» Directive
Every entry must be echoed exactly.

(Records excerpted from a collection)
================================

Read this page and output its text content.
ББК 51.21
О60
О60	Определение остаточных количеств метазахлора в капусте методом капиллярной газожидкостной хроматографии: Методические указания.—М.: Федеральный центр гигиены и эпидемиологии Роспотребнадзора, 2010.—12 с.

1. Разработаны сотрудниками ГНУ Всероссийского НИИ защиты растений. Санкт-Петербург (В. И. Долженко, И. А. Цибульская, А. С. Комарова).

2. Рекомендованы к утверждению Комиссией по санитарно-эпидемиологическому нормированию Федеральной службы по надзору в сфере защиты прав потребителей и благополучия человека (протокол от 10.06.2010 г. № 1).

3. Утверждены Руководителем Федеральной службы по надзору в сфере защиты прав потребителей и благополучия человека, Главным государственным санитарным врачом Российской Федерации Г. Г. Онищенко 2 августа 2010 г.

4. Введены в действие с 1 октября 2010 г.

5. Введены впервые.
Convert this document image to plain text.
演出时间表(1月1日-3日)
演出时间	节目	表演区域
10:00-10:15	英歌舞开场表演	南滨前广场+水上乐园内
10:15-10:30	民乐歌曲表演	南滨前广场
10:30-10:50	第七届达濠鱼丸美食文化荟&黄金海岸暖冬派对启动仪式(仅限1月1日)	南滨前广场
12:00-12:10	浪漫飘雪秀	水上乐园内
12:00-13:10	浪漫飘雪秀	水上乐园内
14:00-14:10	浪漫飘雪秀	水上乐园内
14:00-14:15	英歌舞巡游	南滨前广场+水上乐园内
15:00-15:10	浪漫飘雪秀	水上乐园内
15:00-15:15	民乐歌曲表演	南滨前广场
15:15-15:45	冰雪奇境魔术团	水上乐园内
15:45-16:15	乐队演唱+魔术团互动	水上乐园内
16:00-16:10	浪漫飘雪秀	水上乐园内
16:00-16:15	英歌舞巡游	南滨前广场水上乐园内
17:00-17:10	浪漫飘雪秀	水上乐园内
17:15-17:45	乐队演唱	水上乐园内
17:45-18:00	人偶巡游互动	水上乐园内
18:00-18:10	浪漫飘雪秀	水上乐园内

================================

» Result for this exercise
Read this page and output its text content.
ББК 51.21
О60
О60	Определение остаточных количеств метазахлора в капусте методом капиллярной газожидкостной хроматографии: Методические указания.—М.: Федеральный центр гигиены и эпидемиологии Роспотребнадзора, 2010.—12 с.

1. Разработаны сотрудниками ГНУ Всероссийского НИИ защиты растений. Санкт-Петербург (В. И. Долженко, И. А. Цибульская, А. С. Комарова).

2. Рекомендованы к утверждению Комиссией по санитарно-эпидемиологическому нормированию Федеральной службы по надзору в сфере защиты прав потребителей и благополучия человека (протокол от 10.06.2010 г. № 1).

3. Утверждены Руководителем Федеральной службы по надзору в сфере защиты прав потребителей и благополучия человека, Главным государственным санитарным врачом Российской Федерации Г. Г. Онищенко 2 августа 2010 г.

4. Введены в действие с 1 октября 2010 г.

5. Введены впервые.
Convert this document image to plain text.
演出时间表(1月1日-3日)
演出时间	节目	表演区域
10:00-10:15	英歌舞开场表演	南滨前广场+水上乐园内
10:15-10:30	民乐歌曲表演	南滨前广场
10:30-10:50	第七届达濠鱼丸美食文化荟&黄金海岸暖冬派对启动仪式(仅限1月1日)	南滨前广场
12:00-12:10	浪漫飘雪秀	水上乐园内
12:00-13:10	浪漫飘雪秀	水上乐园内
14:00-14:10	浪漫飘雪秀	水上乐园内
14:00-14:15	英歌舞巡游	南滨前广场+水上乐园内
15:00-15:10	浪漫飘雪秀	水上乐园内
15:00-15:15	民乐歌曲表演	南滨前广场
15:15-15:45	冰雪奇境魔术团	水上乐园内
15:45-16:15	乐队演唱+魔术团互动	水上乐园内
16:00-16:10	浪漫飘雪秀	水上乐园内
16:00-16:15	英歌舞巡游	南滨前广场水上乐园内
17:00-17:10	浪漫飘雪秀	水上乐园内
17:15-17:45	乐队演唱	水上乐园内
17:45-18:00	人偶巡游互动	水上乐园内
18:00-18:10	浪漫飘雪秀	水上乐园内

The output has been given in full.